— START OF Stored records —

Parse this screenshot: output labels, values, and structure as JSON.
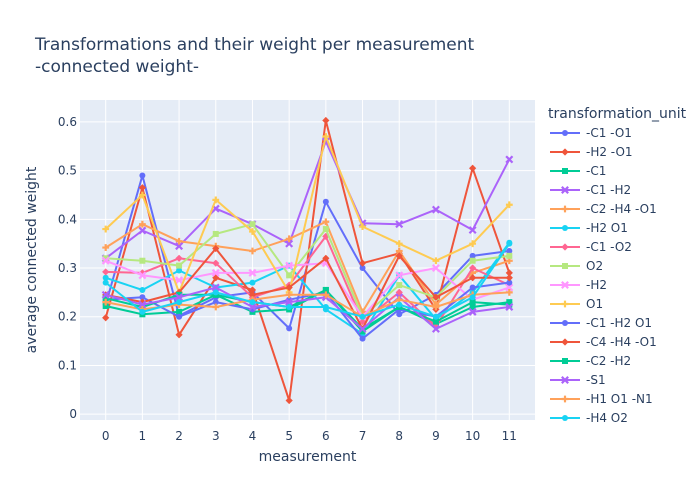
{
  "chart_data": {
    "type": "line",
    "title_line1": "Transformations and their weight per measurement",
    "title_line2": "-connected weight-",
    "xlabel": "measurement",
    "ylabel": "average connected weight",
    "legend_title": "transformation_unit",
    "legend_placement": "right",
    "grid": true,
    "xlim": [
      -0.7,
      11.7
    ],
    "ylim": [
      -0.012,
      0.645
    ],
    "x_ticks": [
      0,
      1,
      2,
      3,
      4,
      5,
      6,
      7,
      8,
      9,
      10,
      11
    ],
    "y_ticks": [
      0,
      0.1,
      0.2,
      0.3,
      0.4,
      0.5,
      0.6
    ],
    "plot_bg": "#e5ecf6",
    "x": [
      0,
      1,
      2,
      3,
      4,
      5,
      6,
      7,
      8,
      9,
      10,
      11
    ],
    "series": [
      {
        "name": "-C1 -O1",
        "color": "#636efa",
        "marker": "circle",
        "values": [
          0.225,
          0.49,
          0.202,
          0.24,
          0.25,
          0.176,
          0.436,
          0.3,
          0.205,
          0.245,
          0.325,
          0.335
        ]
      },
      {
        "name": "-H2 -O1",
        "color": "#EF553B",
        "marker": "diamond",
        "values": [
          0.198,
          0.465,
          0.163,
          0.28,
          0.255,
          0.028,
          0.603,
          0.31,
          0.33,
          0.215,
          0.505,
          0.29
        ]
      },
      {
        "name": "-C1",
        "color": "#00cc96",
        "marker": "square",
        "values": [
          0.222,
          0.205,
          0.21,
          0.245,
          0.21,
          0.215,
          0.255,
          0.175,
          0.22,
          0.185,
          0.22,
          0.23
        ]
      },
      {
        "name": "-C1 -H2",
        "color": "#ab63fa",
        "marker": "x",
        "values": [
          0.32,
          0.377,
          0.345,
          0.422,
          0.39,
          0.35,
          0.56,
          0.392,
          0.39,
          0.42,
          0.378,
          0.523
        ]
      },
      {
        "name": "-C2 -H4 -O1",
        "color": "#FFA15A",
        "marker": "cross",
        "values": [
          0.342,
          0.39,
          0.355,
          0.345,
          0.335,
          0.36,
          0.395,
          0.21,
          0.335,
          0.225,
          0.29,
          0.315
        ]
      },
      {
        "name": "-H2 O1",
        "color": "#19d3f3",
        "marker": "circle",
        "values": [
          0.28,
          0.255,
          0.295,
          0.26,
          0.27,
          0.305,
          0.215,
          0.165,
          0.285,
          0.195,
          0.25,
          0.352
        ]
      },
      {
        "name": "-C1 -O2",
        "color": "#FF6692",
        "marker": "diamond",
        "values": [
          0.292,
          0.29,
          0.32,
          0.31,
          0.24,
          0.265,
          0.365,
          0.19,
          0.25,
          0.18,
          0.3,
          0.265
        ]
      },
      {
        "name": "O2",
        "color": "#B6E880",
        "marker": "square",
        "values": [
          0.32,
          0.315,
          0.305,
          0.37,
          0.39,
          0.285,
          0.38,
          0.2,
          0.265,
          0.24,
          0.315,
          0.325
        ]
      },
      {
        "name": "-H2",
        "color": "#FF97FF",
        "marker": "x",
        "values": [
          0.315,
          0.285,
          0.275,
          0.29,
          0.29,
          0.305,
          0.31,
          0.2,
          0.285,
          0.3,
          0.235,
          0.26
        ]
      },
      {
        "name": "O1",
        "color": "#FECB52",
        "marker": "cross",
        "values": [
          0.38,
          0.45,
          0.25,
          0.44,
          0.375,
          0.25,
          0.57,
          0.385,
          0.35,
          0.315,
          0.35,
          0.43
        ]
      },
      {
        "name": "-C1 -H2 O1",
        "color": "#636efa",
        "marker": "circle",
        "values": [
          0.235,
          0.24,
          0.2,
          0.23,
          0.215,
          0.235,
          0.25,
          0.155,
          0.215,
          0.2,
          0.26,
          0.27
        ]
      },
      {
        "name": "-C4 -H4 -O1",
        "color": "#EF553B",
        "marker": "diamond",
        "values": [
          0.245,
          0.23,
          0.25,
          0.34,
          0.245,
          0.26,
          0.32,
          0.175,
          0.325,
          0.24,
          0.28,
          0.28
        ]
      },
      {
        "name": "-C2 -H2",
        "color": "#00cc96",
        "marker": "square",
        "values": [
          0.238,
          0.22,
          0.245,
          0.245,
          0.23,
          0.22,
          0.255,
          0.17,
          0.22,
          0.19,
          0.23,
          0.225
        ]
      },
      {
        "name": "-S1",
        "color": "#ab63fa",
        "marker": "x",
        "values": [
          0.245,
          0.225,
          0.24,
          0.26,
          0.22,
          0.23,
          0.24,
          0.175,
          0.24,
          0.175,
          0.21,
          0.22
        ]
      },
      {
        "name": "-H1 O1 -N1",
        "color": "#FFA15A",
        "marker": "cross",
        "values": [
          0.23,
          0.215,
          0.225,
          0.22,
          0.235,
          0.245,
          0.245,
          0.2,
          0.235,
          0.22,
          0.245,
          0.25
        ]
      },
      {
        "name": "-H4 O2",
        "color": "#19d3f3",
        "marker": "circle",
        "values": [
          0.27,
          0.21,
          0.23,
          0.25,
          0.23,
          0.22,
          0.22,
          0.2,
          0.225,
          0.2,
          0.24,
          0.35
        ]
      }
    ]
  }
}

— END OF Stored records —

- _Objective_
Quote the full listing above word for word; exclude every picture from the copy.

- _Response to the exercise_
Parse this screenshot: output labels, values, and structure as JSON.
{
  "chart_data": {
    "type": "line",
    "title_line1": "Transformations and their weight per measurement",
    "title_line2": "-connected weight-",
    "xlabel": "measurement",
    "ylabel": "average connected weight",
    "legend_title": "transformation_unit",
    "legend_placement": "right",
    "grid": true,
    "xlim": [
      -0.7,
      11.7
    ],
    "ylim": [
      -0.012,
      0.645
    ],
    "x_ticks": [
      0,
      1,
      2,
      3,
      4,
      5,
      6,
      7,
      8,
      9,
      10,
      11
    ],
    "y_ticks": [
      0,
      0.1,
      0.2,
      0.3,
      0.4,
      0.5,
      0.6
    ],
    "plot_bg": "#e5ecf6",
    "x": [
      0,
      1,
      2,
      3,
      4,
      5,
      6,
      7,
      8,
      9,
      10,
      11
    ],
    "series": [
      {
        "name": "-C1 -O1",
        "color": "#636efa",
        "marker": "circle",
        "values": [
          0.225,
          0.49,
          0.202,
          0.24,
          0.25,
          0.176,
          0.436,
          0.3,
          0.205,
          0.245,
          0.325,
          0.335
        ]
      },
      {
        "name": "-H2 -O1",
        "color": "#EF553B",
        "marker": "diamond",
        "values": [
          0.198,
          0.465,
          0.163,
          0.28,
          0.255,
          0.028,
          0.603,
          0.31,
          0.33,
          0.215,
          0.505,
          0.29
        ]
      },
      {
        "name": "-C1",
        "color": "#00cc96",
        "marker": "square",
        "values": [
          0.222,
          0.205,
          0.21,
          0.245,
          0.21,
          0.215,
          0.255,
          0.175,
          0.22,
          0.185,
          0.22,
          0.23
        ]
      },
      {
        "name": "-C1 -H2",
        "color": "#ab63fa",
        "marker": "x",
        "values": [
          0.32,
          0.377,
          0.345,
          0.422,
          0.39,
          0.35,
          0.56,
          0.392,
          0.39,
          0.42,
          0.378,
          0.523
        ]
      },
      {
        "name": "-C2 -H4 -O1",
        "color": "#FFA15A",
        "marker": "cross",
        "values": [
          0.342,
          0.39,
          0.355,
          0.345,
          0.335,
          0.36,
          0.395,
          0.21,
          0.335,
          0.225,
          0.29,
          0.315
        ]
      },
      {
        "name": "-H2 O1",
        "color": "#19d3f3",
        "marker": "circle",
        "values": [
          0.28,
          0.255,
          0.295,
          0.26,
          0.27,
          0.305,
          0.215,
          0.165,
          0.285,
          0.195,
          0.25,
          0.352
        ]
      },
      {
        "name": "-C1 -O2",
        "color": "#FF6692",
        "marker": "diamond",
        "values": [
          0.292,
          0.29,
          0.32,
          0.31,
          0.24,
          0.265,
          0.365,
          0.19,
          0.25,
          0.18,
          0.3,
          0.265
        ]
      },
      {
        "name": "O2",
        "color": "#B6E880",
        "marker": "square",
        "values": [
          0.32,
          0.315,
          0.305,
          0.37,
          0.39,
          0.285,
          0.38,
          0.2,
          0.265,
          0.24,
          0.315,
          0.325
        ]
      },
      {
        "name": "-H2",
        "color": "#FF97FF",
        "marker": "x",
        "values": [
          0.315,
          0.285,
          0.275,
          0.29,
          0.29,
          0.305,
          0.31,
          0.2,
          0.285,
          0.3,
          0.235,
          0.26
        ]
      },
      {
        "name": "O1",
        "color": "#FECB52",
        "marker": "cross",
        "values": [
          0.38,
          0.45,
          0.25,
          0.44,
          0.375,
          0.25,
          0.57,
          0.385,
          0.35,
          0.315,
          0.35,
          0.43
        ]
      },
      {
        "name": "-C1 -H2 O1",
        "color": "#636efa",
        "marker": "circle",
        "values": [
          0.235,
          0.24,
          0.2,
          0.23,
          0.215,
          0.235,
          0.25,
          0.155,
          0.215,
          0.2,
          0.26,
          0.27
        ]
      },
      {
        "name": "-C4 -H4 -O1",
        "color": "#EF553B",
        "marker": "diamond",
        "values": [
          0.245,
          0.23,
          0.25,
          0.34,
          0.245,
          0.26,
          0.32,
          0.175,
          0.325,
          0.24,
          0.28,
          0.28
        ]
      },
      {
        "name": "-C2 -H2",
        "color": "#00cc96",
        "marker": "square",
        "values": [
          0.238,
          0.22,
          0.245,
          0.245,
          0.23,
          0.22,
          0.255,
          0.17,
          0.22,
          0.19,
          0.23,
          0.225
        ]
      },
      {
        "name": "-S1",
        "color": "#ab63fa",
        "marker": "x",
        "values": [
          0.245,
          0.225,
          0.24,
          0.26,
          0.22,
          0.23,
          0.24,
          0.175,
          0.24,
          0.175,
          0.21,
          0.22
        ]
      },
      {
        "name": "-H1 O1 -N1",
        "color": "#FFA15A",
        "marker": "cross",
        "values": [
          0.23,
          0.215,
          0.225,
          0.22,
          0.235,
          0.245,
          0.245,
          0.2,
          0.235,
          0.22,
          0.245,
          0.25
        ]
      },
      {
        "name": "-H4 O2",
        "color": "#19d3f3",
        "marker": "circle",
        "values": [
          0.27,
          0.21,
          0.23,
          0.25,
          0.23,
          0.22,
          0.22,
          0.2,
          0.225,
          0.2,
          0.24,
          0.35
        ]
      }
    ]
  }
}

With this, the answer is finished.